Dataset records:
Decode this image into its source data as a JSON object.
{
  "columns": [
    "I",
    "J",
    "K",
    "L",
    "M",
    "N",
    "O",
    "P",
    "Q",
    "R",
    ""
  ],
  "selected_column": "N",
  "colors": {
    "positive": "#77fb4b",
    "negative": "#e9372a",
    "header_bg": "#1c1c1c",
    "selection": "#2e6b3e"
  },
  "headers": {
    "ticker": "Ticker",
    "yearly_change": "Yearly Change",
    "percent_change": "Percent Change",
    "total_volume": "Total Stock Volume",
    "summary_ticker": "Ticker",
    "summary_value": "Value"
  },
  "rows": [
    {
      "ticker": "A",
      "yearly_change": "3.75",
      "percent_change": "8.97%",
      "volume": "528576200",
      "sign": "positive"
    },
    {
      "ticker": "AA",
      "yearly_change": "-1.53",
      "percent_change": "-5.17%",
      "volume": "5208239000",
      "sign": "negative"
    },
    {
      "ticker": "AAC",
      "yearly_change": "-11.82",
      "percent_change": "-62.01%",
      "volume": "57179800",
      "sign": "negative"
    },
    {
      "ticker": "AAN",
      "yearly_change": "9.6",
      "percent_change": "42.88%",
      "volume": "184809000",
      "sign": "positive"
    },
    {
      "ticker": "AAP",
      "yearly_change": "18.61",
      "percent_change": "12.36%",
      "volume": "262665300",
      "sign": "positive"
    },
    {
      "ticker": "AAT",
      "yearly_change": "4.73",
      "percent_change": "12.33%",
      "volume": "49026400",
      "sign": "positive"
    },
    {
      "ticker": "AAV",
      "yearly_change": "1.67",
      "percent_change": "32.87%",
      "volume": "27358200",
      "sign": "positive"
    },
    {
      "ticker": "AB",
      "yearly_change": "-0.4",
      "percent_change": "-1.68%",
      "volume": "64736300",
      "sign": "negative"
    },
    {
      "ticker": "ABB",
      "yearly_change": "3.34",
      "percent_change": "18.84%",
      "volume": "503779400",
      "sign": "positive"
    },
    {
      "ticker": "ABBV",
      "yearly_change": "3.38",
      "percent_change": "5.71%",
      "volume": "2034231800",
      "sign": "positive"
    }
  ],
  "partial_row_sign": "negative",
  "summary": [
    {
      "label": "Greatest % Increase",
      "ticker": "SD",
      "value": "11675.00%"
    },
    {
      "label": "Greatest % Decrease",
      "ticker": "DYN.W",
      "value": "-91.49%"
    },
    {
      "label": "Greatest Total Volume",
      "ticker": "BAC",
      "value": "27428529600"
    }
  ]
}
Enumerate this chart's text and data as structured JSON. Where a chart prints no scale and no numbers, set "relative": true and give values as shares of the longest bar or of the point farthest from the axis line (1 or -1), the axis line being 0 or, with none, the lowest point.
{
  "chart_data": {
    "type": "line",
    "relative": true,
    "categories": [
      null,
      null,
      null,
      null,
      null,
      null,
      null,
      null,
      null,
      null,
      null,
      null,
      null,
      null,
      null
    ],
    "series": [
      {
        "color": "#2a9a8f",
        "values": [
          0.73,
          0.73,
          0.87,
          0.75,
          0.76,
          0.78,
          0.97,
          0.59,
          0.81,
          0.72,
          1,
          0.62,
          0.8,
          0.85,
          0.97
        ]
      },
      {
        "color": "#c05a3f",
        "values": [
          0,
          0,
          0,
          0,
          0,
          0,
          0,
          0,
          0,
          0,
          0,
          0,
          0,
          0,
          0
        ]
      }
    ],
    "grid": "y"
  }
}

Task to carry out:
Gather up the lines that contain the word "relative".

Exercise output:
Enumerate this chart's text and data as structured JSON. Where a chart prints no scale and no numbers, set "relative": true and give values as shares of the longest bar or of the point farthest from the axis line (1 or -1), the axis line being 0 or, with none, the lowest point.
    "relative": true,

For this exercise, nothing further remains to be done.